Based on the ketamine article, explain in one to three sentences why Dr. Carness and his team decided to do their study.

## Passage for review
______________________________

Are low-dose ketamine infusions for analgesia safe for patients who are not in a setting with continuous monitoring? The answer is yes, according to a small retrospective study.
Lt. Cmdr. Jeffrey M. Carness, MD, and his colleagues at the Naval Medical Center Portsmouth, in Virginia, have long recognized the efficacy of ketamine in subanesthetic doses within their practice, despite the drug’s “dynamic” effects as an analgesic.
“Ketamine has received a bad reputation because of its unpredictable effects,” Dr. Carness explained during the New York State Society of Anesthesiologists’ PostGraduate Assembly (abstract P-9088). “There is some fear surrounding its potential cardiovascular and psychotogenic complications.”
Evidence Supports Monitoring
Dr. Carness and his colleagues noted that the literature supports the efficacy of using low-dose ketamine when treating acute and chronic pain in a monitored setting.
A study by Bell et al (Acta Anaesthesiol Scand 2005;49:1405-1428) found that in 27 of 37 cases, within the first 24 hours after surgery, ketamine reduced both morphine requirements and postoperative nausea and vomiting. Another study by Ahern et al (Pain Med 2015;16:1402-1409) found that for patients with severe pain in the emergency department, a low-dose ketamine infusion protocol “provided significant pain relief, with mostly mild side effects and no severe adverse events.”
Despite the literature substantiating the use of low-dose ketamine infusions in monitored settings, the investigators realized that there is very little literature reviewing adverse events (AEs) involving subanesthetic doses of ketamine when used outside of a monitored setting. Seeing the efficacy of the drug in their own ward setting, which does not use continuous hemodynamic monitoring, Dr. Carness and his team decided to conduct their study.

______________________________

## Information given
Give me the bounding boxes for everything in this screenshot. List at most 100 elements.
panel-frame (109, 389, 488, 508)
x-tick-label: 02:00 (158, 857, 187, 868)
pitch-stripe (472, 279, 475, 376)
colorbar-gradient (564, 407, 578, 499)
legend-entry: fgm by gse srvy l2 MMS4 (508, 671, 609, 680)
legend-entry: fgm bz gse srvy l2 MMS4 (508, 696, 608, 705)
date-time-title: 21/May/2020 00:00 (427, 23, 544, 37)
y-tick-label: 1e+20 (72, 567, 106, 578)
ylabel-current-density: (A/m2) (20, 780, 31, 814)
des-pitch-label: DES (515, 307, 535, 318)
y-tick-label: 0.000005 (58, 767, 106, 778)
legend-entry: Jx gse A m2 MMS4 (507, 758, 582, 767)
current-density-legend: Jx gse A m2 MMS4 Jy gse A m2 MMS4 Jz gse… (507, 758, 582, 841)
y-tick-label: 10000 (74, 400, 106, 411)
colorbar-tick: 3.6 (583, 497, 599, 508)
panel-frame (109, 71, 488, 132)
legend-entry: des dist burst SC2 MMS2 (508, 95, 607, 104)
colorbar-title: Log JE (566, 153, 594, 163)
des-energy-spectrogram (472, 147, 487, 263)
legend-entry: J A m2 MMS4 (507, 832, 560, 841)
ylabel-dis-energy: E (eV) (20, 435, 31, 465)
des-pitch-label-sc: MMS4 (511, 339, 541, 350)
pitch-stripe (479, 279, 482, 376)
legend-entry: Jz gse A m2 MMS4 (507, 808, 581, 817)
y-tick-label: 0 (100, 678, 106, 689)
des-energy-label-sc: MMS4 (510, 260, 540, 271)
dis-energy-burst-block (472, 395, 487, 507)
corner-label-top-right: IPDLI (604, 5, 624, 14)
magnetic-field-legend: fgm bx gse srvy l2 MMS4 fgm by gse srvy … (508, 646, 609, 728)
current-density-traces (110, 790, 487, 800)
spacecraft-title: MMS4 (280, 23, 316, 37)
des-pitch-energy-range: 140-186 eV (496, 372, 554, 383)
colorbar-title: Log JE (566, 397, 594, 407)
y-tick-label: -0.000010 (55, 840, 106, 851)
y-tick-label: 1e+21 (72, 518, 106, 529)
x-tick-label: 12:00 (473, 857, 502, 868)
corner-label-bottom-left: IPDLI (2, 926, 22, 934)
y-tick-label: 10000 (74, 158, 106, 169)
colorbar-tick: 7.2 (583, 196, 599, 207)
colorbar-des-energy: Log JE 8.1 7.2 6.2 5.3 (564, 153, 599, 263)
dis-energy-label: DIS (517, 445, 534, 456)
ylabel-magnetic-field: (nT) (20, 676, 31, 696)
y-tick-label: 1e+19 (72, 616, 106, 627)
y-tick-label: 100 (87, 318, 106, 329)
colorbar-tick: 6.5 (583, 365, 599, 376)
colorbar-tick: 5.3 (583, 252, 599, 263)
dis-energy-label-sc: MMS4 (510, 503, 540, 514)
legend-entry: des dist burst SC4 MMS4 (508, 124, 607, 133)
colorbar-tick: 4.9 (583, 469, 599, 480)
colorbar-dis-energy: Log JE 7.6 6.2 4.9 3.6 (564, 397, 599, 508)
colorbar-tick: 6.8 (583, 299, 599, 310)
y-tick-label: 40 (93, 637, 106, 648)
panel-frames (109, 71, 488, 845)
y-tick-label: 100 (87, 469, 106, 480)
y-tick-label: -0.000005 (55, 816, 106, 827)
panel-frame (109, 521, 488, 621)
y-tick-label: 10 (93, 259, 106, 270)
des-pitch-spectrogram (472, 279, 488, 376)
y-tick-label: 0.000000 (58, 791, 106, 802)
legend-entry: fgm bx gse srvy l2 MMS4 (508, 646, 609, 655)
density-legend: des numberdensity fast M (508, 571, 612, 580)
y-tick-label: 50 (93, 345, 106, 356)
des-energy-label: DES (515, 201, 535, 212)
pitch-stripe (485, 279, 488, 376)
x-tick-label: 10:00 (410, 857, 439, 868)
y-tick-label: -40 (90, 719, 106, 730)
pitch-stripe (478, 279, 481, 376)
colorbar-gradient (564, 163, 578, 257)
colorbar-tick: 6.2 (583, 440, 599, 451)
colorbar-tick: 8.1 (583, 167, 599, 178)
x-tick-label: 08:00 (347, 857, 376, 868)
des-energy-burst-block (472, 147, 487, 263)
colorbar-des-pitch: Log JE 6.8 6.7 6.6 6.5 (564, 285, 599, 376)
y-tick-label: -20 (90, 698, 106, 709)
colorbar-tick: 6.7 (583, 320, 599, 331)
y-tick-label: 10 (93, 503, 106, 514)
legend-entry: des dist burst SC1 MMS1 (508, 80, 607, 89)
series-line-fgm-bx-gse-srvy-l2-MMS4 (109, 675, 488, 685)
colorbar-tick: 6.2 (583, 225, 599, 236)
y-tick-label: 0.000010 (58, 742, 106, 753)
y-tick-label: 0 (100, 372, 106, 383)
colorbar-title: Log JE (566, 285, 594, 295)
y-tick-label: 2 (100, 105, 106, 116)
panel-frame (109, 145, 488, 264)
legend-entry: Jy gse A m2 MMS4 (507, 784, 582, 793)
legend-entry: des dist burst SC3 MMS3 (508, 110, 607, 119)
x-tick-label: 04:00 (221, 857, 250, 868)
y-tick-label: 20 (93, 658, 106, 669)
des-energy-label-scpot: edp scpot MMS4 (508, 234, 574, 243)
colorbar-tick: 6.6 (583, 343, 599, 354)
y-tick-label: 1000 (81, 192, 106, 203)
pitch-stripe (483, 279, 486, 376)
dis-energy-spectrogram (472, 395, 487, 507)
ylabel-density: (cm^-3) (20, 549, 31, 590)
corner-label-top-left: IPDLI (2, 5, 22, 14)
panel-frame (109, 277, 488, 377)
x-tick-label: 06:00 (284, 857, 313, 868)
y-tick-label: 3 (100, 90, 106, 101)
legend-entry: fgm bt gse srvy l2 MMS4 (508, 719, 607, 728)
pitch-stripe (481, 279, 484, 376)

______________________________

## Written answer
They found very little literature on adverse events with low doses of ketamine given outside a monitored setting, even though its use in monitored settings was well supported. They had also seen the drug work well on their own ward, which does not use continuous hemodynamic monitoring.